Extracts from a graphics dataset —
________________

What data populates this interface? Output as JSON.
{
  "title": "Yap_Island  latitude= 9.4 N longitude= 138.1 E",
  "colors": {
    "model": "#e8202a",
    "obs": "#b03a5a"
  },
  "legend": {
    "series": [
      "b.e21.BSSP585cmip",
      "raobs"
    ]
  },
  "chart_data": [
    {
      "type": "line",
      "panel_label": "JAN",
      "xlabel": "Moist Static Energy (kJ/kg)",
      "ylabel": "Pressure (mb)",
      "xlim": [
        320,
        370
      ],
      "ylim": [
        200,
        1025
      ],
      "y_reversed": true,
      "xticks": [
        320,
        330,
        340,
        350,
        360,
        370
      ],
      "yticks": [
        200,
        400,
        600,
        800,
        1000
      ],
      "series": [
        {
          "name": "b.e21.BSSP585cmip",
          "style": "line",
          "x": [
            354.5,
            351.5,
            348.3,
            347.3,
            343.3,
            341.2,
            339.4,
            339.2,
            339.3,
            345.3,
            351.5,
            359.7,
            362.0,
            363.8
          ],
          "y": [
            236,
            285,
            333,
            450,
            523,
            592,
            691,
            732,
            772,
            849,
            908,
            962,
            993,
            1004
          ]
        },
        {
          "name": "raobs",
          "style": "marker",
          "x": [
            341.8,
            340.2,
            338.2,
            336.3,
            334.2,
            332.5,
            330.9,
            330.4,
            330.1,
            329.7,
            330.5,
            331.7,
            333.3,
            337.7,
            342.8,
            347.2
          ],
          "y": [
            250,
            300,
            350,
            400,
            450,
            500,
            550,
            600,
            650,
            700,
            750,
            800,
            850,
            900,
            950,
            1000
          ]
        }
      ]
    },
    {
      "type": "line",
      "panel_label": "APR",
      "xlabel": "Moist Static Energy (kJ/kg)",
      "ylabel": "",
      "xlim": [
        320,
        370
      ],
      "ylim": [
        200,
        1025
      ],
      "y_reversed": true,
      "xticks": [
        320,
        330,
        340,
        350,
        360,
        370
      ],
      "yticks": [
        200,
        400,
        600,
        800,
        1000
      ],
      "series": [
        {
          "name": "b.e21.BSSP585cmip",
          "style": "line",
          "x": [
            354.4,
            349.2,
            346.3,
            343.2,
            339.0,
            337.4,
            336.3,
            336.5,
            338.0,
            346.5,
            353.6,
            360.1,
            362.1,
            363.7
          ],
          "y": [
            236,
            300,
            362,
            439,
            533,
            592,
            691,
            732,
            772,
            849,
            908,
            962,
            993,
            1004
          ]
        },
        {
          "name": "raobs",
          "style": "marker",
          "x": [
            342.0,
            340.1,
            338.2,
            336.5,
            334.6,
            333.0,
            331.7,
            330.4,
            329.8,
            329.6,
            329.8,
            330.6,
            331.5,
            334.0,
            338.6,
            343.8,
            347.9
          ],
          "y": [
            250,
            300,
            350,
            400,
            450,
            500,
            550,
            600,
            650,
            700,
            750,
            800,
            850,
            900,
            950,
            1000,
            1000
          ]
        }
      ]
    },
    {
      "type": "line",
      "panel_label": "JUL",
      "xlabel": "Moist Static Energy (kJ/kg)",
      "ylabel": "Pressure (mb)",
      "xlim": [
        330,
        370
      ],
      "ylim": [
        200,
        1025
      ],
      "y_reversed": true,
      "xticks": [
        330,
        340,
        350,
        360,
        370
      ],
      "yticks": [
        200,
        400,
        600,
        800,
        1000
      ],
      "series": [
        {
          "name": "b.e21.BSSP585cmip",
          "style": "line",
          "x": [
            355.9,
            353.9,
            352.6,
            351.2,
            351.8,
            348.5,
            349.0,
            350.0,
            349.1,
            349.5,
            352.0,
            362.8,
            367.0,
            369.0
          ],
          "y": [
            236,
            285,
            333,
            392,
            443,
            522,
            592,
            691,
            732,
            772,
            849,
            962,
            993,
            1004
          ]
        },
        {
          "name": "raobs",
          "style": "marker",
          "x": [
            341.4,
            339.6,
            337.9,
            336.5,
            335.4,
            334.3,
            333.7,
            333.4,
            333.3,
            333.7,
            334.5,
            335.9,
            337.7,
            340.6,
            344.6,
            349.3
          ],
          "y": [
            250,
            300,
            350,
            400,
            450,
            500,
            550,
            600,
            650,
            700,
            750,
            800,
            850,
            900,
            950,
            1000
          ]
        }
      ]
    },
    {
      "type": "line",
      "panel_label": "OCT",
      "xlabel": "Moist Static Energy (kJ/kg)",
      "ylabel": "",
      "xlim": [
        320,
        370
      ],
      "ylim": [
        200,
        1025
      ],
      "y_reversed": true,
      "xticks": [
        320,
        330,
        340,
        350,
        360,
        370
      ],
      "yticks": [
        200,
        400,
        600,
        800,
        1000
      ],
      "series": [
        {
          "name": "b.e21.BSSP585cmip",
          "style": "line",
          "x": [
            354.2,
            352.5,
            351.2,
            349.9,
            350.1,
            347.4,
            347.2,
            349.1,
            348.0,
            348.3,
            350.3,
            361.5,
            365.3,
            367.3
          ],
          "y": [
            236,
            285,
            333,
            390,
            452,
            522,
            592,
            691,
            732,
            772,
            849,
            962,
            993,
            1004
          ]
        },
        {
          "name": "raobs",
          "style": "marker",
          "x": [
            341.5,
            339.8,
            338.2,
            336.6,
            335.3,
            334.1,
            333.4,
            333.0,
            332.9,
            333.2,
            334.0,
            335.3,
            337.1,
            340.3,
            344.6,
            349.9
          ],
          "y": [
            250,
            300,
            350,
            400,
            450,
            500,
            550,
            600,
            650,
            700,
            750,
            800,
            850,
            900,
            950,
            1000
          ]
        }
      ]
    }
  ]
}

________________

Required work —
Each entry above is to be quoted exactly.

The reply —
What data populates this interface? Output as JSON.
{
  "title": "Yap_Island  latitude= 9.4 N longitude= 138.1 E",
  "colors": {
    "model": "#e8202a",
    "obs": "#b03a5a"
  },
  "legend": {
    "series": [
      "b.e21.BSSP585cmip",
      "raobs"
    ]
  },
  "chart_data": [
    {
      "type": "line",
      "panel_label": "JAN",
      "xlabel": "Moist Static Energy (kJ/kg)",
      "ylabel": "Pressure (mb)",
      "xlim": [
        320,
        370
      ],
      "ylim": [
        200,
        1025
      ],
      "y_reversed": true,
      "xticks": [
        320,
        330,
        340,
        350,
        360,
        370
      ],
      "yticks": [
        200,
        400,
        600,
        800,
        1000
      ],
      "series": [
        {
          "name": "b.e21.BSSP585cmip",
          "style": "line",
          "x": [
            354.5,
            351.5,
            348.3,
            347.3,
            343.3,
            341.2,
            339.4,
            339.2,
            339.3,
            345.3,
            351.5,
            359.7,
            362.0,
            363.8
          ],
          "y": [
            236,
            285,
            333,
            450,
            523,
            592,
            691,
            732,
            772,
            849,
            908,
            962,
            993,
            1004
          ]
        },
        {
          "name": "raobs",
          "style": "marker",
          "x": [
            341.8,
            340.2,
            338.2,
            336.3,
            334.2,
            332.5,
            330.9,
            330.4,
            330.1,
            329.7,
            330.5,
            331.7,
            333.3,
            337.7,
            342.8,
            347.2
          ],
          "y": [
            250,
            300,
            350,
            400,
            450,
            500,
            550,
            600,
            650,
            700,
            750,
            800,
            850,
            900,
            950,
            1000
          ]
        }
      ]
    },
    {
      "type": "line",
      "panel_label": "APR",
      "xlabel": "Moist Static Energy (kJ/kg)",
      "ylabel": "",
      "xlim": [
        320,
        370
      ],
      "ylim": [
        200,
        1025
      ],
      "y_reversed": true,
      "xticks": [
        320,
        330,
        340,
        350,
        360,
        370
      ],
      "yticks": [
        200,
        400,
        600,
        800,
        1000
      ],
      "series": [
        {
          "name": "b.e21.BSSP585cmip",
          "style": "line",
          "x": [
            354.4,
            349.2,
            346.3,
            343.2,
            339.0,
            337.4,
            336.3,
            336.5,
            338.0,
            346.5,
            353.6,
            360.1,
            362.1,
            363.7
          ],
          "y": [
            236,
            300,
            362,
            439,
            533,
            592,
            691,
            732,
            772,
            849,
            908,
            962,
            993,
            1004
          ]
        },
        {
          "name": "raobs",
          "style": "marker",
          "x": [
            342.0,
            340.1,
            338.2,
            336.5,
            334.6,
            333.0,
            331.7,
            330.4,
            329.8,
            329.6,
            329.8,
            330.6,
            331.5,
            334.0,
            338.6,
            343.8,
            347.9
          ],
          "y": [
            250,
            300,
            350,
            400,
            450,
            500,
            550,
            600,
            650,
            700,
            750,
            800,
            850,
            900,
            950,
            1000,
            1000
          ]
        }
      ]
    },
    {
      "type": "line",
      "panel_label": "JUL",
      "xlabel": "Moist Static Energy (kJ/kg)",
      "ylabel": "Pressure (mb)",
      "xlim": [
        330,
        370
      ],
      "ylim": [
        200,
        1025
      ],
      "y_reversed": true,
      "xticks": [
        330,
        340,
        350,
        360,
        370
      ],
      "yticks": [
        200,
        400,
        600,
        800,
        1000
      ],
      "series": [
        {
          "name": "b.e21.BSSP585cmip",
          "style": "line",
          "x": [
            355.9,
            353.9,
            352.6,
            351.2,
            351.8,
            348.5,
            349.0,
            350.0,
            349.1,
            349.5,
            352.0,
            362.8,
            367.0,
            369.0
          ],
          "y": [
            236,
            285,
            333,
            392,
            443,
            522,
            592,
            691,
            732,
            772,
            849,
            962,
            993,
            1004
          ]
        },
        {
          "name": "raobs",
          "style": "marker",
          "x": [
            341.4,
            339.6,
            337.9,
            336.5,
            335.4,
            334.3,
            333.7,
            333.4,
            333.3,
            333.7,
            334.5,
            335.9,
            337.7,
            340.6,
            344.6,
            349.3
          ],
          "y": [
            250,
            300,
            350,
            400,
            450,
            500,
            550,
            600,
            650,
            700,
            750,
            800,
            850,
            900,
            950,
            1000
          ]
        }
      ]
    },
    {
      "type": "line",
      "panel_label": "OCT",
      "xlabel": "Moist Static Energy (kJ/kg)",
      "ylabel": "",
      "xlim": [
        320,
        370
      ],
      "ylim": [
        200,
        1025
      ],
      "y_reversed": true,
      "xticks": [
        320,
        330,
        340,
        350,
        360,
        370
      ],
      "yticks": [
        200,
        400,
        600,
        800,
        1000
      ],
      "series": [
        {
          "name": "b.e21.BSSP585cmip",
          "style": "line",
          "x": [
            354.2,
            352.5,
            351.2,
            349.9,
            350.1,
            347.4,
            347.2,
            349.1,
            348.0,
            348.3,
            350.3,
            361.5,
            365.3,
            367.3
          ],
          "y": [
            236,
            285,
            333,
            390,
            452,
            522,
            592,
            691,
            732,
            772,
            849,
            962,
            993,
            1004
          ]
        },
        {
          "name": "raobs",
          "style": "marker",
          "x": [
            341.5,
            339.8,
            338.2,
            336.6,
            335.3,
            334.1,
            333.4,
            333.0,
            332.9,
            333.2,
            334.0,
            335.3,
            337.1,
            340.3,
            344.6,
            349.9
          ],
          "y": [
            250,
            300,
            350,
            400,
            450,
            500,
            550,
            600,
            650,
            700,
            750,
            800,
            850,
            900,
            950,
            1000
          ]
        }
      ]
    }
  ]
}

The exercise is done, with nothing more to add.